Could you print every record below exactly as it appears?

Figure content listings:
§ §

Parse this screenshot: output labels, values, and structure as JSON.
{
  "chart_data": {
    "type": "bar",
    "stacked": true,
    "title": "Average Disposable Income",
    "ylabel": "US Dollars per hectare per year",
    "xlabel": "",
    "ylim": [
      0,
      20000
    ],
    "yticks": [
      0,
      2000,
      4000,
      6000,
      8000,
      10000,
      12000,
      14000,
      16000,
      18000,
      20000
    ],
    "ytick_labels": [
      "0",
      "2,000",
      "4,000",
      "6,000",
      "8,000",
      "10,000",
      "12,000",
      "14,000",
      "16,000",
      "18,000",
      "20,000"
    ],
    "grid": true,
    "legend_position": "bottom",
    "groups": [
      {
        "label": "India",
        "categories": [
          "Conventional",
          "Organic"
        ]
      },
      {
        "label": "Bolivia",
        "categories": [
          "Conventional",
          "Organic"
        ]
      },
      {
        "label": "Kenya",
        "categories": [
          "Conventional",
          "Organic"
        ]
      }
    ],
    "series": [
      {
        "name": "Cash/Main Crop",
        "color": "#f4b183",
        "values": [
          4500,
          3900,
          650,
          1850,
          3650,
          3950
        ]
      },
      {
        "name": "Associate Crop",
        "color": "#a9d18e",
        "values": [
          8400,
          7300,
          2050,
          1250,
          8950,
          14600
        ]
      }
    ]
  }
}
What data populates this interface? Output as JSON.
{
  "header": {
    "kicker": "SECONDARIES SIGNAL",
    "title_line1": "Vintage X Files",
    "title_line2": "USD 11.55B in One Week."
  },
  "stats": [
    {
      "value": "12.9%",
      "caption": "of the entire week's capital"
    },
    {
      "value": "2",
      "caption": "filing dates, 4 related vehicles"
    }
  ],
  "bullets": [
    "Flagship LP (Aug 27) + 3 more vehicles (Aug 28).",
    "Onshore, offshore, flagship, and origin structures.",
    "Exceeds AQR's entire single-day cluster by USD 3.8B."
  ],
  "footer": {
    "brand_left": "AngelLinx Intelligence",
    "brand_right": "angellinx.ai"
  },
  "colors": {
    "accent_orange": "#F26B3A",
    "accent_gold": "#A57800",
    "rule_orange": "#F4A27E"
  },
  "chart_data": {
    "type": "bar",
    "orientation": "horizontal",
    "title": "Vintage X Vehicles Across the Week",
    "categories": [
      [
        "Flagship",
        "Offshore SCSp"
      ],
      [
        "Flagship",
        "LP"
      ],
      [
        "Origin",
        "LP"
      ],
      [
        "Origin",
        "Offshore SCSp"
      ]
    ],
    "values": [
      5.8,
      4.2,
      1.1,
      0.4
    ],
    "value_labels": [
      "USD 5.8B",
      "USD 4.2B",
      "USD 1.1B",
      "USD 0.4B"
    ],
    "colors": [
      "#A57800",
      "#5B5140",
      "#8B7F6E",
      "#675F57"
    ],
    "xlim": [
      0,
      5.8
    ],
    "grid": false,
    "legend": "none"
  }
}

§ §

Solved problem ::
Parse this screenshot: output labels, values, and structure as JSON.
{
  "chart_data": {
    "type": "bar",
    "stacked": true,
    "title": "Average Disposable Income",
    "ylabel": "US Dollars per hectare per year",
    "xlabel": "",
    "ylim": [
      0,
      20000
    ],
    "yticks": [
      0,
      2000,
      4000,
      6000,
      8000,
      10000,
      12000,
      14000,
      16000,
      18000,
      20000
    ],
    "ytick_labels": [
      "0",
      "2,000",
      "4,000",
      "6,000",
      "8,000",
      "10,000",
      "12,000",
      "14,000",
      "16,000",
      "18,000",
      "20,000"
    ],
    "grid": true,
    "legend_position": "bottom",
    "groups": [
      {
        "label": "India",
        "categories": [
          "Conventional",
          "Organic"
        ]
      },
      {
        "label": "Bolivia",
        "categories": [
          "Conventional",
          "Organic"
        ]
      },
      {
        "label": "Kenya",
        "categories": [
          "Conventional",
          "Organic"
        ]
      }
    ],
    "series": [
      {
        "name": "Cash/Main Crop",
        "color": "#f4b183",
        "values": [
          4500,
          3900,
          650,
          1850,
          3650,
          3950
        ]
      },
      {
        "name": "Associate Crop",
        "color": "#a9d18e",
        "values": [
          8400,
          7300,
          2050,
          1250,
          8950,
          14600
        ]
      }
    ]
  }
}
What data populates this interface? Output as JSON.
{
  "header": {
    "kicker": "SECONDARIES SIGNAL",
    "title_line1": "Vintage X Files",
    "title_line2": "USD 11.55B in One Week."
  },
  "stats": [
    {
      "value": "12.9%",
      "caption": "of the entire week's capital"
    },
    {
      "value": "2",
      "caption": "filing dates, 4 related vehicles"
    }
  ],
  "bullets": [
    "Flagship LP (Aug 27) + 3 more vehicles (Aug 28).",
    "Onshore, offshore, flagship, and origin structures.",
    "Exceeds AQR's entire single-day cluster by USD 3.8B."
  ],
  "footer": {
    "brand_left": "AngelLinx Intelligence",
    "brand_right": "angellinx.ai"
  },
  "colors": {
    "accent_orange": "#F26B3A",
    "accent_gold": "#A57800",
    "rule_orange": "#F4A27E"
  },
  "chart_data": {
    "type": "bar",
    "orientation": "horizontal",
    "title": "Vintage X Vehicles Across the Week",
    "categories": [
      [
        "Flagship",
        "Offshore SCSp"
      ],
      [
        "Flagship",
        "LP"
      ],
      [
        "Origin",
        "LP"
      ],
      [
        "Origin",
        "Offshore SCSp"
      ]
    ],
    "values": [
      5.8,
      4.2,
      1.1,
      0.4
    ],
    "value_labels": [
      "USD 5.8B",
      "USD 4.2B",
      "USD 1.1B",
      "USD 0.4B"
    ],
    "colors": [
      "#A57800",
      "#5B5140",
      "#8B7F6E",
      "#675F57"
    ],
    "xlim": [
      0,
      5.8
    ],
    "grid": false,
    "legend": "none"
  }
}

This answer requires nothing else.